STORED RECORDS:
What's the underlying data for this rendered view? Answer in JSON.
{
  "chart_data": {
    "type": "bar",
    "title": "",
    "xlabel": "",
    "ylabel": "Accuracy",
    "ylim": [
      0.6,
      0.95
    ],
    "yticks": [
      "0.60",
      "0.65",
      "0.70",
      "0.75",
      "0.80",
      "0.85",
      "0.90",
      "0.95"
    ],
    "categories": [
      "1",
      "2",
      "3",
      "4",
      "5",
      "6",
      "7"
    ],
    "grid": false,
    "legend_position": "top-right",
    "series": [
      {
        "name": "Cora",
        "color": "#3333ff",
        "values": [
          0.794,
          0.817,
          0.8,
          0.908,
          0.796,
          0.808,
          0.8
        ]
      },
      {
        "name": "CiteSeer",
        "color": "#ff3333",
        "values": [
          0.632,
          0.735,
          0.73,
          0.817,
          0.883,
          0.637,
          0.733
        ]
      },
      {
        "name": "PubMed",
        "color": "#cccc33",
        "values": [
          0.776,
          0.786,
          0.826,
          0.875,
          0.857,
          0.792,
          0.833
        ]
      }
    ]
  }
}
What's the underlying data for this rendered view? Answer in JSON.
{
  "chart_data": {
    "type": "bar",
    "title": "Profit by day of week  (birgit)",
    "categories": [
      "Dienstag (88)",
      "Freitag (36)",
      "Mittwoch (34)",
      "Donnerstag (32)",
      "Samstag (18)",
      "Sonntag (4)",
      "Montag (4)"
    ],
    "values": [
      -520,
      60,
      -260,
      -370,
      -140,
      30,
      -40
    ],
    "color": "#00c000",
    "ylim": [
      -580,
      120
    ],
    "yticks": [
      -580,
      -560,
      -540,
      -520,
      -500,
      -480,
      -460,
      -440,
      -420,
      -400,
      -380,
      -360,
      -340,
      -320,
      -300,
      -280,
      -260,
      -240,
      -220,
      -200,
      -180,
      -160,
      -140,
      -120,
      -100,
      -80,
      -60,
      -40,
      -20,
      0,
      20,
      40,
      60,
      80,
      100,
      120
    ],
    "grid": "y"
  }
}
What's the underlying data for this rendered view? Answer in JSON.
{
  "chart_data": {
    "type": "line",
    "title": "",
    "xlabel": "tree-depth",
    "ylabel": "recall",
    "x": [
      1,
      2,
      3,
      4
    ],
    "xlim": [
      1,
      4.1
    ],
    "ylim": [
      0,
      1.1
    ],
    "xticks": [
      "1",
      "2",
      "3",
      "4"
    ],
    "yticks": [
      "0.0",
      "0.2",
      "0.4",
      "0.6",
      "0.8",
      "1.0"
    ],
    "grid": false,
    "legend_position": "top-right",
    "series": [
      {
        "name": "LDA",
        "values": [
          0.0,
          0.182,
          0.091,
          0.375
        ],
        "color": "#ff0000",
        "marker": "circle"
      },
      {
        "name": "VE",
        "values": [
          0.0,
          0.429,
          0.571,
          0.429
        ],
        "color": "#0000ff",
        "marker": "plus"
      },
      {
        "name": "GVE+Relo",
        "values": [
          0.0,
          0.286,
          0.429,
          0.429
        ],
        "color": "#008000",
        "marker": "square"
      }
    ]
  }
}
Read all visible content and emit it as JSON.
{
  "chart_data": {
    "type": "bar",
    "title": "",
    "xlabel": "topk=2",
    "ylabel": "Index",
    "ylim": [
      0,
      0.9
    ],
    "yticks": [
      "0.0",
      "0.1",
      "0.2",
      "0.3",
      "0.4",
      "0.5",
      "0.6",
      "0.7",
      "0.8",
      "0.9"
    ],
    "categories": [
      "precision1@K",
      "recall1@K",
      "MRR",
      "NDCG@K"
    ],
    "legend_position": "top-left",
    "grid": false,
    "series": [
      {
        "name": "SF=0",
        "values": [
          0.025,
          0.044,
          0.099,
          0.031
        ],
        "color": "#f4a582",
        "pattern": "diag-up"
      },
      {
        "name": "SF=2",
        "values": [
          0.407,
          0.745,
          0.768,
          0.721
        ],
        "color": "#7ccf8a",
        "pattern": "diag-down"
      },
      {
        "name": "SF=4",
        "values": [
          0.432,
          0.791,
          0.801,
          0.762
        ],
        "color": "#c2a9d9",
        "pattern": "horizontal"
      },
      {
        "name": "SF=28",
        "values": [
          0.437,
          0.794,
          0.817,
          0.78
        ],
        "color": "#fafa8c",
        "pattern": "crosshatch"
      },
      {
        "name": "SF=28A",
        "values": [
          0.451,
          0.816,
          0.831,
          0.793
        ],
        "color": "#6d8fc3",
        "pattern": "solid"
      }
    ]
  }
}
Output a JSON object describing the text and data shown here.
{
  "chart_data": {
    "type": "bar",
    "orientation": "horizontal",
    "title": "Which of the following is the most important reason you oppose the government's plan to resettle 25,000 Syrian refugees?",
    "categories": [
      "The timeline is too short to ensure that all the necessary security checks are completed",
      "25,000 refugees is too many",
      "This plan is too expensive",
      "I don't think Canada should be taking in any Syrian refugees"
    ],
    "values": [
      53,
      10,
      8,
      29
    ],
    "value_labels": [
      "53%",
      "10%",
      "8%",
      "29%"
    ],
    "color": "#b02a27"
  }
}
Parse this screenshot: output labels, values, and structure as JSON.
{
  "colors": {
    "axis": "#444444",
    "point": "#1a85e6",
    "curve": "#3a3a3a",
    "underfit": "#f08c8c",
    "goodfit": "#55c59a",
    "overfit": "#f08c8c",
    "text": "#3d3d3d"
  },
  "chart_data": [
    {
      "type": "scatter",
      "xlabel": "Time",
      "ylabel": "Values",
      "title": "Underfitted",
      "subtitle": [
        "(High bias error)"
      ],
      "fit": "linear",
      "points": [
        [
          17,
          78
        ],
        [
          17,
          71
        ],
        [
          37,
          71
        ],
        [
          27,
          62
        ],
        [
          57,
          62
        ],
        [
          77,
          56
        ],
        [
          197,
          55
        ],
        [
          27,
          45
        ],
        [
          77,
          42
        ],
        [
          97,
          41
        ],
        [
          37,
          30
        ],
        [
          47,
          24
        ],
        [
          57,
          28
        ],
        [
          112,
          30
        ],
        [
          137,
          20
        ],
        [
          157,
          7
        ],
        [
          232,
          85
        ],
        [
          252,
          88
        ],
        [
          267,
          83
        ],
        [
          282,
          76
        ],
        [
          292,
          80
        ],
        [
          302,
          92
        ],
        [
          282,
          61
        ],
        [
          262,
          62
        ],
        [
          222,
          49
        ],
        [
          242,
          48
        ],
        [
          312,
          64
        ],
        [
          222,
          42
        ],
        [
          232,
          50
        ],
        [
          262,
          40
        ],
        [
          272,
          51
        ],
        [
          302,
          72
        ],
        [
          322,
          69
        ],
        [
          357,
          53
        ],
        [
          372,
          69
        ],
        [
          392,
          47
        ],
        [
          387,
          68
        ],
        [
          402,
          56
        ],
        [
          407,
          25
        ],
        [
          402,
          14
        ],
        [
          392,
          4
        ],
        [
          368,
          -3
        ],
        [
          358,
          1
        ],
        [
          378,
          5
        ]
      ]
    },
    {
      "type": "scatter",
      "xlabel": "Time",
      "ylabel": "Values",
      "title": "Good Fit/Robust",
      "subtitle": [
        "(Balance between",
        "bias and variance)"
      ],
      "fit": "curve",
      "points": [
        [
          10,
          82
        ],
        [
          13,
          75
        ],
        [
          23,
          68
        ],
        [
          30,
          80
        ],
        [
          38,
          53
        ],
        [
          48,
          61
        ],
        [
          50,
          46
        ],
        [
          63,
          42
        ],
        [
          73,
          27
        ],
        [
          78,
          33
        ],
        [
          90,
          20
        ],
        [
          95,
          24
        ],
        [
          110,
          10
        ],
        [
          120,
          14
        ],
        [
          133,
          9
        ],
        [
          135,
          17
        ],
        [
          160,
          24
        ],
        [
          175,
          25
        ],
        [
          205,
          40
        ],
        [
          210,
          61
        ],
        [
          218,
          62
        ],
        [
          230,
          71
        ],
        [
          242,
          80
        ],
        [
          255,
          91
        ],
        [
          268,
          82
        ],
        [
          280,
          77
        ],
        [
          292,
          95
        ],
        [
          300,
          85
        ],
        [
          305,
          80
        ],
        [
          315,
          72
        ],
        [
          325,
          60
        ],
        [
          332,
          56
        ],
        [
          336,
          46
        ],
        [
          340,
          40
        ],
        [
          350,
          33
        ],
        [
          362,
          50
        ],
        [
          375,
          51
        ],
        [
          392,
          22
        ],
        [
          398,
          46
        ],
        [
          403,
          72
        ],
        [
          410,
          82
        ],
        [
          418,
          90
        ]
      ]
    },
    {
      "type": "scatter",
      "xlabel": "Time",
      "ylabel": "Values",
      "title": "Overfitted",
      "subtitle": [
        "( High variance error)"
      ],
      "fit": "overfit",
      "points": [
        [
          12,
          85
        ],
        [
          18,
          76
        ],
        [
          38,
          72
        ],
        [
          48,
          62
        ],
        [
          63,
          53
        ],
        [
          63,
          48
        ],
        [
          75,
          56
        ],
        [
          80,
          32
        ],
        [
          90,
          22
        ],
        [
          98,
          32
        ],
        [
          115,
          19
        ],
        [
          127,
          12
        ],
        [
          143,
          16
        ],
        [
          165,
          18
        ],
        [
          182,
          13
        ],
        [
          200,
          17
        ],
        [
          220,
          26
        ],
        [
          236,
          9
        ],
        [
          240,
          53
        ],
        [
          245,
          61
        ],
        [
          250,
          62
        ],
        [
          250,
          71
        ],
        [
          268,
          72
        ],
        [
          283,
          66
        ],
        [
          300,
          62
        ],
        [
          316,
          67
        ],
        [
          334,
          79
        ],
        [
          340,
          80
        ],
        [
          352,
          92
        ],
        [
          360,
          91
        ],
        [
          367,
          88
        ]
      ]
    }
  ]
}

PROBLEM STATEMENT:
Report only the number of lines that hold the word "pattern".

EXERCISE RESULT:
5